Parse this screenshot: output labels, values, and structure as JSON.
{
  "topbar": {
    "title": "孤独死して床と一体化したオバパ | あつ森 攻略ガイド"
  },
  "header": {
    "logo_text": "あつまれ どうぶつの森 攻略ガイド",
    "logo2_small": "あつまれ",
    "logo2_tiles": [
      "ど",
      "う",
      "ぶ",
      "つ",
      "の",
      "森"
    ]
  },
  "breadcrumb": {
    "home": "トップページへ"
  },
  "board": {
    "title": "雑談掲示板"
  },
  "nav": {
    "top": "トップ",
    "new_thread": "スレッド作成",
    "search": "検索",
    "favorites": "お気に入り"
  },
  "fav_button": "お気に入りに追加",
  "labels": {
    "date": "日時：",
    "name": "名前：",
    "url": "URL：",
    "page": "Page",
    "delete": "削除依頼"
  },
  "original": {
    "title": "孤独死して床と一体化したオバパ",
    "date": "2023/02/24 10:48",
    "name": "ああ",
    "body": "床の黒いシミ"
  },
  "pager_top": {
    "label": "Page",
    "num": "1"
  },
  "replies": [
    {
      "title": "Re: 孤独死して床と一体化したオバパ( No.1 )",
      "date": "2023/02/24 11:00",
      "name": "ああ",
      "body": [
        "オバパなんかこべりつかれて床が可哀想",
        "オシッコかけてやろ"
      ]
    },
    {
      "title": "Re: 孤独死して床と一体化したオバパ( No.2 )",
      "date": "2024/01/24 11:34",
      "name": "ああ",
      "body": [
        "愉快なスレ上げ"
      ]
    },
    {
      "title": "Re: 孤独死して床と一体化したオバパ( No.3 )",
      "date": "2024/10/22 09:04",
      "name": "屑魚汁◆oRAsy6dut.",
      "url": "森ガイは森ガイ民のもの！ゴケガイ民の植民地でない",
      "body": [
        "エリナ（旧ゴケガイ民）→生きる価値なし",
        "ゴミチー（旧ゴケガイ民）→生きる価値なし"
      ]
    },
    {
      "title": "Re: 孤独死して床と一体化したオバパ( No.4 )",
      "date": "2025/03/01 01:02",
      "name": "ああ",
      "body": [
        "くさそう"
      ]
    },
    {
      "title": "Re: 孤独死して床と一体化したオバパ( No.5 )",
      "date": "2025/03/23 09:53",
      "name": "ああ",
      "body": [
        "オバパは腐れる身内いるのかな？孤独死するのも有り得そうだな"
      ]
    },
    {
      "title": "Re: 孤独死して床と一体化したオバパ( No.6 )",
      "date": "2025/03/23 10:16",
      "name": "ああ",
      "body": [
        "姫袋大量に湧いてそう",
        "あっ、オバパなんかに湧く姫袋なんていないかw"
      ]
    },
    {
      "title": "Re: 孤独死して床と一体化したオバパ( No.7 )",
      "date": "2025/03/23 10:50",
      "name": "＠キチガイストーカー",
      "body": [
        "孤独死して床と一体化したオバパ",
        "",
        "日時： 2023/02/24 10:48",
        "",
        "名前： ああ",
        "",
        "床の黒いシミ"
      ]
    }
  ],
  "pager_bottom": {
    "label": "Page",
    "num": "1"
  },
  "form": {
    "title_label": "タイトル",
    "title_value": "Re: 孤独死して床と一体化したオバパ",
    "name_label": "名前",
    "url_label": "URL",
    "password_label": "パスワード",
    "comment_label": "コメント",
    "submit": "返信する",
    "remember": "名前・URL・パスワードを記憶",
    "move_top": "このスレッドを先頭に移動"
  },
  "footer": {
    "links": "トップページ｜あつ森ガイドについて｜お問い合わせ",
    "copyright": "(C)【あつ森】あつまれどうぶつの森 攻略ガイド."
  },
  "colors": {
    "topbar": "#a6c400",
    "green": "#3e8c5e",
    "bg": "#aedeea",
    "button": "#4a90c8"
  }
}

• _Goal_: Copy out all lines where the word "生きる価値なし" appears.

• _Result below_:
        "エリナ（旧ゴケガイ民）→生きる価値なし",
        "ゴミチー（旧ゴケガイ民）→生きる価値なし"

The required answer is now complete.